[Task requirements]:
Without the images, write out all of the following entries exactly.

--*--

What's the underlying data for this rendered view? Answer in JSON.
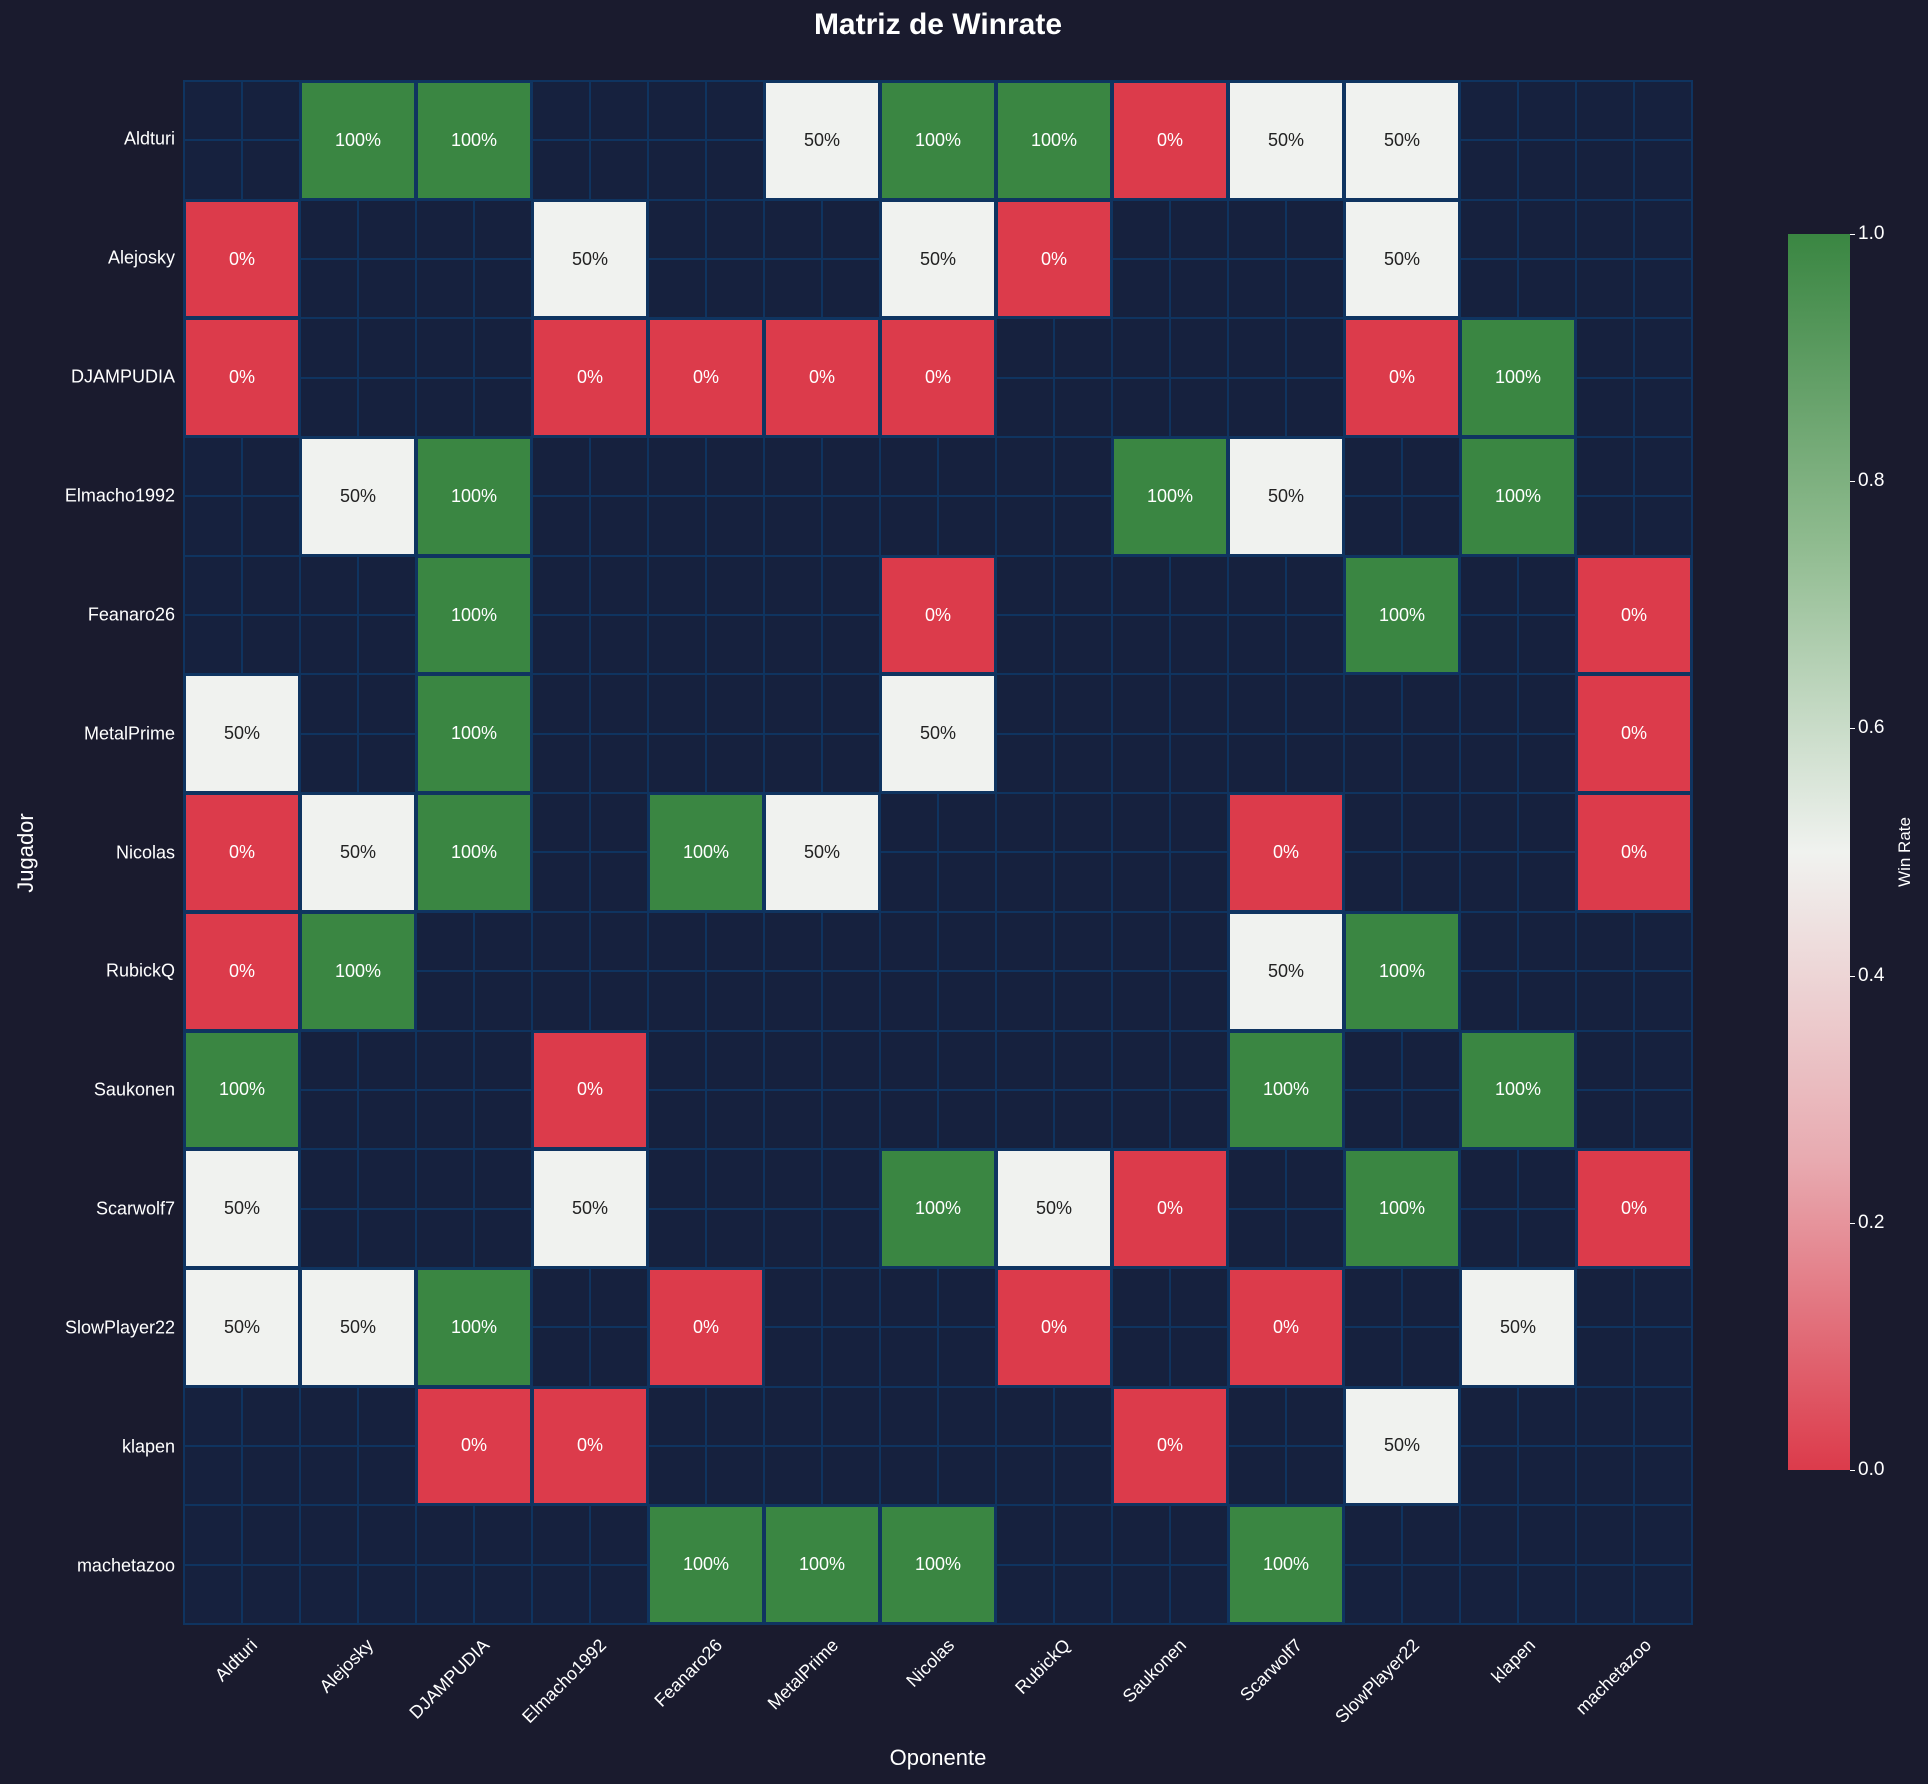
{
  "title": "Matriz de Winrate",
  "chart_data": {
    "type": "heatmap",
    "title": "Matriz de Winrate",
    "xlabel": "Oponente",
    "ylabel": "Jugador",
    "colorbar": {
      "label": "Win Rate",
      "range": [
        0.0,
        1.0
      ],
      "ticks": [
        "0.0",
        "0.2",
        "0.4",
        "0.6",
        "0.8",
        "1.0"
      ],
      "colors": {
        "low": "#dc3b4b",
        "mid": "#f0f2ef",
        "high": "#3a8642"
      }
    },
    "rows": [
      "Aldturi",
      "Alejosky",
      "DJAMPUDIA",
      "Elmacho1992",
      "Feanaro26",
      "MetalPrime",
      "Nicolas",
      "RubickQ",
      "Saukonen",
      "Scarwolf7",
      "SlowPlayer22",
      "klapen",
      "machetazoo"
    ],
    "columns": [
      "Aldturi",
      "Alejosky",
      "DJAMPUDIA",
      "Elmacho1992",
      "Feanaro26",
      "MetalPrime",
      "Nicolas",
      "RubickQ",
      "Saukonen",
      "Scarwolf7",
      "SlowPlayer22",
      "klapen",
      "machetazoo"
    ],
    "values": [
      [
        null,
        1.0,
        1.0,
        null,
        null,
        0.5,
        1.0,
        1.0,
        0.0,
        0.5,
        0.5,
        null,
        null
      ],
      [
        0.0,
        null,
        null,
        0.5,
        null,
        null,
        0.5,
        0.0,
        null,
        null,
        0.5,
        null,
        null
      ],
      [
        0.0,
        null,
        null,
        0.0,
        0.0,
        0.0,
        0.0,
        null,
        null,
        null,
        0.0,
        1.0,
        null
      ],
      [
        null,
        0.5,
        1.0,
        null,
        null,
        null,
        null,
        null,
        1.0,
        0.5,
        null,
        1.0,
        null
      ],
      [
        null,
        null,
        1.0,
        null,
        null,
        null,
        0.0,
        null,
        null,
        null,
        1.0,
        null,
        0.0
      ],
      [
        0.5,
        null,
        1.0,
        null,
        null,
        null,
        0.5,
        null,
        null,
        null,
        null,
        null,
        0.0
      ],
      [
        0.0,
        0.5,
        1.0,
        null,
        1.0,
        0.5,
        null,
        null,
        null,
        0.0,
        null,
        null,
        0.0
      ],
      [
        0.0,
        1.0,
        null,
        null,
        null,
        null,
        null,
        null,
        null,
        0.5,
        1.0,
        null,
        null
      ],
      [
        1.0,
        null,
        null,
        0.0,
        null,
        null,
        null,
        null,
        null,
        1.0,
        null,
        1.0,
        null
      ],
      [
        0.5,
        null,
        null,
        0.5,
        null,
        null,
        1.0,
        0.5,
        0.0,
        null,
        1.0,
        null,
        0.0
      ],
      [
        0.5,
        0.5,
        1.0,
        null,
        0.0,
        null,
        null,
        0.0,
        null,
        0.0,
        null,
        0.5,
        null
      ],
      [
        null,
        null,
        0.0,
        0.0,
        null,
        null,
        null,
        null,
        0.0,
        null,
        0.5,
        null,
        null
      ],
      [
        null,
        null,
        null,
        null,
        1.0,
        1.0,
        1.0,
        null,
        null,
        1.0,
        null,
        null,
        null
      ]
    ],
    "annotation_format": "percent"
  }
}
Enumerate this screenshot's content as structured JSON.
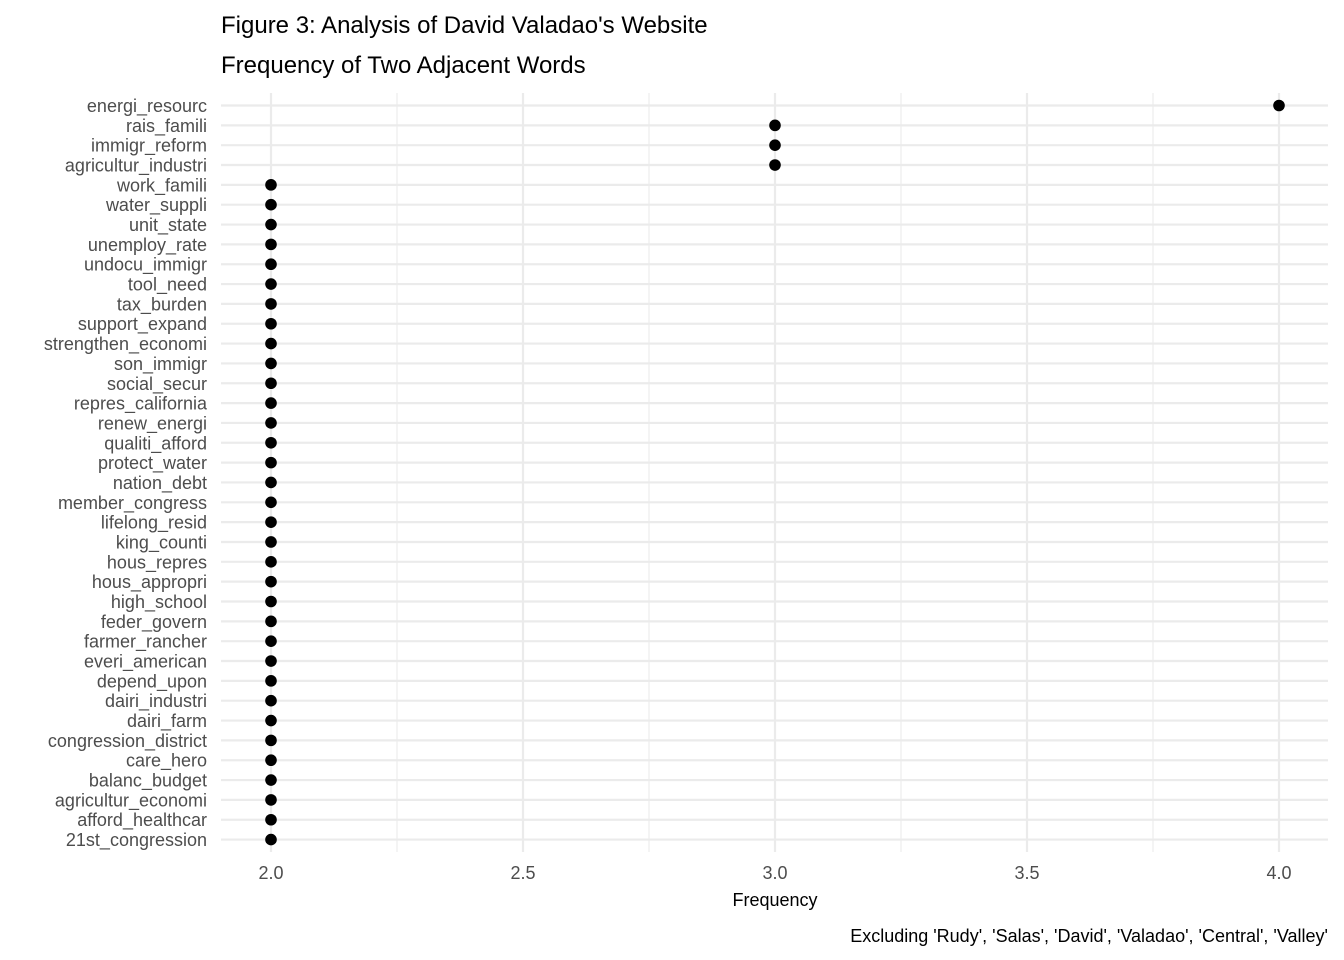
{
  "chart_data": {
    "type": "scatter",
    "title": "Figure 3: Analysis of David Valadao's Website",
    "subtitle": "Frequency of Two Adjacent Words",
    "xlabel": "Frequency",
    "ylabel": "",
    "caption": "Excluding 'Rudy', 'Salas', 'David', 'Valadao', 'Central', 'Valley'",
    "xlim": [
      1.9,
      4.1
    ],
    "xticks": [
      "2.0",
      "2.5",
      "3.0",
      "3.5",
      "4.0"
    ],
    "xtick_values": [
      2.0,
      2.5,
      3.0,
      3.5,
      4.0
    ],
    "grid": true,
    "point_color": "#000000",
    "categories": [
      "energi_resourc",
      "rais_famili",
      "immigr_reform",
      "agricultur_industri",
      "work_famili",
      "water_suppli",
      "unit_state",
      "unemploy_rate",
      "undocu_immigr",
      "tool_need",
      "tax_burden",
      "support_expand",
      "strengthen_economi",
      "son_immigr",
      "social_secur",
      "repres_california",
      "renew_energi",
      "qualiti_afford",
      "protect_water",
      "nation_debt",
      "member_congress",
      "lifelong_resid",
      "king_counti",
      "hous_repres",
      "hous_appropri",
      "high_school",
      "feder_govern",
      "farmer_rancher",
      "everi_american",
      "depend_upon",
      "dairi_industri",
      "dairi_farm",
      "congression_district",
      "care_hero",
      "balanc_budget",
      "agricultur_economi",
      "afford_healthcar",
      "21st_congression"
    ],
    "values": [
      4,
      3,
      3,
      3,
      2,
      2,
      2,
      2,
      2,
      2,
      2,
      2,
      2,
      2,
      2,
      2,
      2,
      2,
      2,
      2,
      2,
      2,
      2,
      2,
      2,
      2,
      2,
      2,
      2,
      2,
      2,
      2,
      2,
      2,
      2,
      2,
      2,
      2
    ]
  }
}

--*--

[Solution for this exercise]:
What's the underlying data for this rendered view? Answer in JSON.
{
  "title": "Matriz de Winrate",
  "chart_data": {
    "type": "heatmap",
    "title": "Matriz de Winrate",
    "xlabel": "Oponente",
    "ylabel": "Jugador",
    "colorbar": {
      "label": "Win Rate",
      "range": [
        0.0,
        1.0
      ],
      "ticks": [
        "0.0",
        "0.2",
        "0.4",
        "0.6",
        "0.8",
        "1.0"
      ],
      "colors": {
        "low": "#dc3b4b",
        "mid": "#f0f2ef",
        "high": "#3a8642"
      }
    },
    "rows": [
      "Aldturi",
      "Alejosky",
      "DJAMPUDIA",
      "Elmacho1992",
      "Feanaro26",
      "MetalPrime",
      "Nicolas",
      "RubickQ",
      "Saukonen",
      "Scarwolf7",
      "SlowPlayer22",
      "klapen",
      "machetazoo"
    ],
    "columns": [
      "Aldturi",
      "Alejosky",
      "DJAMPUDIA",
      "Elmacho1992",
      "Feanaro26",
      "MetalPrime",
      "Nicolas",
      "RubickQ",
      "Saukonen",
      "Scarwolf7",
      "SlowPlayer22",
      "klapen",
      "machetazoo"
    ],
    "values": [
      [
        null,
        1.0,
        1.0,
        null,
        null,
        0.5,
        1.0,
        1.0,
        0.0,
        0.5,
        0.5,
        null,
        null
      ],
      [
        0.0,
        null,
        null,
        0.5,
        null,
        null,
        0.5,
        0.0,
        null,
        null,
        0.5,
        null,
        null
      ],
      [
        0.0,
        null,
        null,
        0.0,
        0.0,
        0.0,
        0.0,
        null,
        null,
        null,
        0.0,
        1.0,
        null
      ],
      [
        null,
        0.5,
        1.0,
        null,
        null,
        null,
        null,
        null,
        1.0,
        0.5,
        null,
        1.0,
        null
      ],
      [
        null,
        null,
        1.0,
        null,
        null,
        null,
        0.0,
        null,
        null,
        null,
        1.0,
        null,
        0.0
      ],
      [
        0.5,
        null,
        1.0,
        null,
        null,
        null,
        0.5,
        null,
        null,
        null,
        null,
        null,
        0.0
      ],
      [
        0.0,
        0.5,
        1.0,
        null,
        1.0,
        0.5,
        null,
        null,
        null,
        0.0,
        null,
        null,
        0.0
      ],
      [
        0.0,
        1.0,
        null,
        null,
        null,
        null,
        null,
        null,
        null,
        0.5,
        1.0,
        null,
        null
      ],
      [
        1.0,
        null,
        null,
        0.0,
        null,
        null,
        null,
        null,
        null,
        1.0,
        null,
        1.0,
        null
      ],
      [
        0.5,
        null,
        null,
        0.5,
        null,
        null,
        1.0,
        0.5,
        0.0,
        null,
        1.0,
        null,
        0.0
      ],
      [
        0.5,
        0.5,
        1.0,
        null,
        0.0,
        null,
        null,
        0.0,
        null,
        0.0,
        null,
        0.5,
        null
      ],
      [
        null,
        null,
        0.0,
        0.0,
        null,
        null,
        null,
        null,
        0.0,
        null,
        0.5,
        null,
        null
      ],
      [
        null,
        null,
        null,
        null,
        1.0,
        1.0,
        1.0,
        null,
        null,
        1.0,
        null,
        null,
        null
      ]
    ],
    "annotation_format": "percent"
  }
}
Enumerate this screenshot's content as structured JSON.
{
  "chart_data": {
    "type": "scatter",
    "title": "Figure 3: Analysis of David Valadao's Website",
    "subtitle": "Frequency of Two Adjacent Words",
    "xlabel": "Frequency",
    "ylabel": "",
    "caption": "Excluding 'Rudy', 'Salas', 'David', 'Valadao', 'Central', 'Valley'",
    "xlim": [
      1.9,
      4.1
    ],
    "xticks": [
      "2.0",
      "2.5",
      "3.0",
      "3.5",
      "4.0"
    ],
    "xtick_values": [
      2.0,
      2.5,
      3.0,
      3.5,
      4.0
    ],
    "grid": true,
    "point_color": "#000000",
    "categories": [
      "energi_resourc",
      "rais_famili",
      "immigr_reform",
      "agricultur_industri",
      "work_famili",
      "water_suppli",
      "unit_state",
      "unemploy_rate",
      "undocu_immigr",
      "tool_need",
      "tax_burden",
      "support_expand",
      "strengthen_economi",
      "son_immigr",
      "social_secur",
      "repres_california",
      "renew_energi",
      "qualiti_afford",
      "protect_water",
      "nation_debt",
      "member_congress",
      "lifelong_resid",
      "king_counti",
      "hous_repres",
      "hous_appropri",
      "high_school",
      "feder_govern",
      "farmer_rancher",
      "everi_american",
      "depend_upon",
      "dairi_industri",
      "dairi_farm",
      "congression_district",
      "care_hero",
      "balanc_budget",
      "agricultur_economi",
      "afford_healthcar",
      "21st_congression"
    ],
    "values": [
      4,
      3,
      3,
      3,
      2,
      2,
      2,
      2,
      2,
      2,
      2,
      2,
      2,
      2,
      2,
      2,
      2,
      2,
      2,
      2,
      2,
      2,
      2,
      2,
      2,
      2,
      2,
      2,
      2,
      2,
      2,
      2,
      2,
      2,
      2,
      2,
      2,
      2
    ]
  }
}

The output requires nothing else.